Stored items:
_ _ _ _ _

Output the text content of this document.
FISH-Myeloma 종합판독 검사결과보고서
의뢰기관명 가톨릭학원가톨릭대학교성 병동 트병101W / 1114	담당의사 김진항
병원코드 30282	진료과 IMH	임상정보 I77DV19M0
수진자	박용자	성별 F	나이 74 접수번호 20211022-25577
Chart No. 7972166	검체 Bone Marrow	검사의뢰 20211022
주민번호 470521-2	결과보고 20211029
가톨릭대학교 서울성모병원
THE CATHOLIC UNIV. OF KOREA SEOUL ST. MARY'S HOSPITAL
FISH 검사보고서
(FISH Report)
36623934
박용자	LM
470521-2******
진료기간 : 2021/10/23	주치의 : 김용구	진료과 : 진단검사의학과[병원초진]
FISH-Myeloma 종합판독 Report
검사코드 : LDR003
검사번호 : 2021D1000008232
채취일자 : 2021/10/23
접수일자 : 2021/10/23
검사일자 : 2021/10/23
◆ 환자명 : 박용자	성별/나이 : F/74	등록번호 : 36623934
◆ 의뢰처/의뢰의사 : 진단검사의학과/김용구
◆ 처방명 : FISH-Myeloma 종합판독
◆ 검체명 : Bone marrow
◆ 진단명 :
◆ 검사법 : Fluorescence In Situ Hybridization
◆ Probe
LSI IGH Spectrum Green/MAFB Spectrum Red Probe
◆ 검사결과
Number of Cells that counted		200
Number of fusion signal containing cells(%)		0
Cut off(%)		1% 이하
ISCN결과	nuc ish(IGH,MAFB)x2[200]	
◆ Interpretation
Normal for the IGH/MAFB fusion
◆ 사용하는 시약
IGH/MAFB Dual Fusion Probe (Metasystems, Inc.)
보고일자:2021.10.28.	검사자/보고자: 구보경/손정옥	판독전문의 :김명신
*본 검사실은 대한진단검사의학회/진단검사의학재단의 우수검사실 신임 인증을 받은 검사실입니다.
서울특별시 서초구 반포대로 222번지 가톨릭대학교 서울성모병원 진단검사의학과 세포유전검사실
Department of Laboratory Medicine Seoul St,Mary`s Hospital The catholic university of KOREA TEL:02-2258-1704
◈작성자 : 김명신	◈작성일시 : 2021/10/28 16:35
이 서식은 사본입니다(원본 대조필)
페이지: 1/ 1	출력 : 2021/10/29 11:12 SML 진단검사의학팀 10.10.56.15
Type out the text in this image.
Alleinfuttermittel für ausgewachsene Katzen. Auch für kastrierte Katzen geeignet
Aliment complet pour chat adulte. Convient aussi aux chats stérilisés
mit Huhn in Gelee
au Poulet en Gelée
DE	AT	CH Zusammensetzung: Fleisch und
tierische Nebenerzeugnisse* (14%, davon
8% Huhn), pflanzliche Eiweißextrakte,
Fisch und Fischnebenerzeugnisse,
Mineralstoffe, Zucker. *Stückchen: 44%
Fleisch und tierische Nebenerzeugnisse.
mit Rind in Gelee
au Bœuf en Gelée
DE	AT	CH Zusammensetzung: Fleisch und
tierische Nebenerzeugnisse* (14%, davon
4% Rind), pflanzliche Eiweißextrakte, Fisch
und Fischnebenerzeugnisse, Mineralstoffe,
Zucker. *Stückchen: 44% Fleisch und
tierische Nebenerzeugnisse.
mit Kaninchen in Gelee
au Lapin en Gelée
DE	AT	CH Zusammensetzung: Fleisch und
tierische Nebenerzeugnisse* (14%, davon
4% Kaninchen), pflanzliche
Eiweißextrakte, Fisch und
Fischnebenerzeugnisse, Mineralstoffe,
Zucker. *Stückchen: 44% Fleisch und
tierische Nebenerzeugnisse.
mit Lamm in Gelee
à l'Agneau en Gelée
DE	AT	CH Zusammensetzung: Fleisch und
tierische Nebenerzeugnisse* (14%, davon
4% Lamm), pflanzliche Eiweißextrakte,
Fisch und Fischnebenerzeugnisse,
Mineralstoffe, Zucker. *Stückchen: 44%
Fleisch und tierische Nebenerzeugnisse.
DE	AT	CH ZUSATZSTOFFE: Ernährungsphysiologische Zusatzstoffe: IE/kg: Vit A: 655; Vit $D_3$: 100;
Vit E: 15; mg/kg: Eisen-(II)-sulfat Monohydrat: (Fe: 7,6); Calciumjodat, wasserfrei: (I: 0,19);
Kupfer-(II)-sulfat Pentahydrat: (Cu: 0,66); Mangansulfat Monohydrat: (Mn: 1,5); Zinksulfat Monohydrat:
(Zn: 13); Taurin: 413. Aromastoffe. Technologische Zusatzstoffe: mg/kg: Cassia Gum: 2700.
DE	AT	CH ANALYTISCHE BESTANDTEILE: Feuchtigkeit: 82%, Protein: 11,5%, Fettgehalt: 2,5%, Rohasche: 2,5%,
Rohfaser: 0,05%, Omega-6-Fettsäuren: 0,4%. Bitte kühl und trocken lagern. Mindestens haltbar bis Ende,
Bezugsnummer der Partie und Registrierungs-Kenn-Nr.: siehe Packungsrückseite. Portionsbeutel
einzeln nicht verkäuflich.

_ _ _ _ _

Your assignment:
Nothing in the records may change. Print all of them.

Answer to the exercise:
Output the text content of this document.
FISH-Myeloma 종합판독 검사결과보고서
의뢰기관명 가톨릭학원가톨릭대학교성 병동 트병101W / 1114	담당의사 김진항
병원코드 30282	진료과 IMH	임상정보 I77DV19M0
수진자	박용자	성별 F	나이 74 접수번호 20211022-25577
Chart No. 7972166	검체 Bone Marrow	검사의뢰 20211022
주민번호 470521-2	결과보고 20211029
가톨릭대학교 서울성모병원
THE CATHOLIC UNIV. OF KOREA SEOUL ST. MARY'S HOSPITAL
FISH 검사보고서
(FISH Report)
36623934
박용자	LM
470521-2******
진료기간 : 2021/10/23	주치의 : 김용구	진료과 : 진단검사의학과[병원초진]
FISH-Myeloma 종합판독 Report
검사코드 : LDR003
검사번호 : 2021D1000008232
채취일자 : 2021/10/23
접수일자 : 2021/10/23
검사일자 : 2021/10/23
◆ 환자명 : 박용자	성별/나이 : F/74	등록번호 : 36623934
◆ 의뢰처/의뢰의사 : 진단검사의학과/김용구
◆ 처방명 : FISH-Myeloma 종합판독
◆ 검체명 : Bone marrow
◆ 진단명 :
◆ 검사법 : Fluorescence In Situ Hybridization
◆ Probe
LSI IGH Spectrum Green/MAFB Spectrum Red Probe
◆ 검사결과
Number of Cells that counted		200
Number of fusion signal containing cells(%)		0
Cut off(%)		1% 이하
ISCN결과	nuc ish(IGH,MAFB)x2[200]	
◆ Interpretation
Normal for the IGH/MAFB fusion
◆ 사용하는 시약
IGH/MAFB Dual Fusion Probe (Metasystems, Inc.)
보고일자:2021.10.28.	검사자/보고자: 구보경/손정옥	판독전문의 :김명신
*본 검사실은 대한진단검사의학회/진단검사의학재단의 우수검사실 신임 인증을 받은 검사실입니다.
서울특별시 서초구 반포대로 222번지 가톨릭대학교 서울성모병원 진단검사의학과 세포유전검사실
Department of Laboratory Medicine Seoul St,Mary`s Hospital The catholic university of KOREA TEL:02-2258-1704
◈작성자 : 김명신	◈작성일시 : 2021/10/28 16:35
이 서식은 사본입니다(원본 대조필)
페이지: 1/ 1	출력 : 2021/10/29 11:12 SML 진단검사의학팀 10.10.56.15
Type out the text in this image.
Alleinfuttermittel für ausgewachsene Katzen. Auch für kastrierte Katzen geeignet
Aliment complet pour chat adulte. Convient aussi aux chats stérilisés
mit Huhn in Gelee
au Poulet en Gelée
DE	AT	CH Zusammensetzung: Fleisch und
tierische Nebenerzeugnisse* (14%, davon
8% Huhn), pflanzliche Eiweißextrakte,
Fisch und Fischnebenerzeugnisse,
Mineralstoffe, Zucker. *Stückchen: 44%
Fleisch und tierische Nebenerzeugnisse.
mit Rind in Gelee
au Bœuf en Gelée
DE	AT	CH Zusammensetzung: Fleisch und
tierische Nebenerzeugnisse* (14%, davon
4% Rind), pflanzliche Eiweißextrakte, Fisch
und Fischnebenerzeugnisse, Mineralstoffe,
Zucker. *Stückchen: 44% Fleisch und
tierische Nebenerzeugnisse.
mit Kaninchen in Gelee
au Lapin en Gelée
DE	AT	CH Zusammensetzung: Fleisch und
tierische Nebenerzeugnisse* (14%, davon
4% Kaninchen), pflanzliche
Eiweißextrakte, Fisch und
Fischnebenerzeugnisse, Mineralstoffe,
Zucker. *Stückchen: 44% Fleisch und
tierische Nebenerzeugnisse.
mit Lamm in Gelee
à l'Agneau en Gelée
DE	AT	CH Zusammensetzung: Fleisch und
tierische Nebenerzeugnisse* (14%, davon
4% Lamm), pflanzliche Eiweißextrakte,
Fisch und Fischnebenerzeugnisse,
Mineralstoffe, Zucker. *Stückchen: 44%
Fleisch und tierische Nebenerzeugnisse.
DE	AT	CH ZUSATZSTOFFE: Ernährungsphysiologische Zusatzstoffe: IE/kg: Vit A: 655; Vit $D_3$: 100;
Vit E: 15; mg/kg: Eisen-(II)-sulfat Monohydrat: (Fe: 7,6); Calciumjodat, wasserfrei: (I: 0,19);
Kupfer-(II)-sulfat Pentahydrat: (Cu: 0,66); Mangansulfat Monohydrat: (Mn: 1,5); Zinksulfat Monohydrat:
(Zn: 13); Taurin: 413. Aromastoffe. Technologische Zusatzstoffe: mg/kg: Cassia Gum: 2700.
DE	AT	CH ANALYTISCHE BESTANDTEILE: Feuchtigkeit: 82%, Protein: 11,5%, Fettgehalt: 2,5%, Rohasche: 2,5%,
Rohfaser: 0,05%, Omega-6-Fettsäuren: 0,4%. Bitte kühl und trocken lagern. Mindestens haltbar bis Ende,
Bezugsnummer der Partie und Registrierungs-Kenn-Nr.: siehe Packungsrückseite. Portionsbeutel
einzeln nicht verkäuflich.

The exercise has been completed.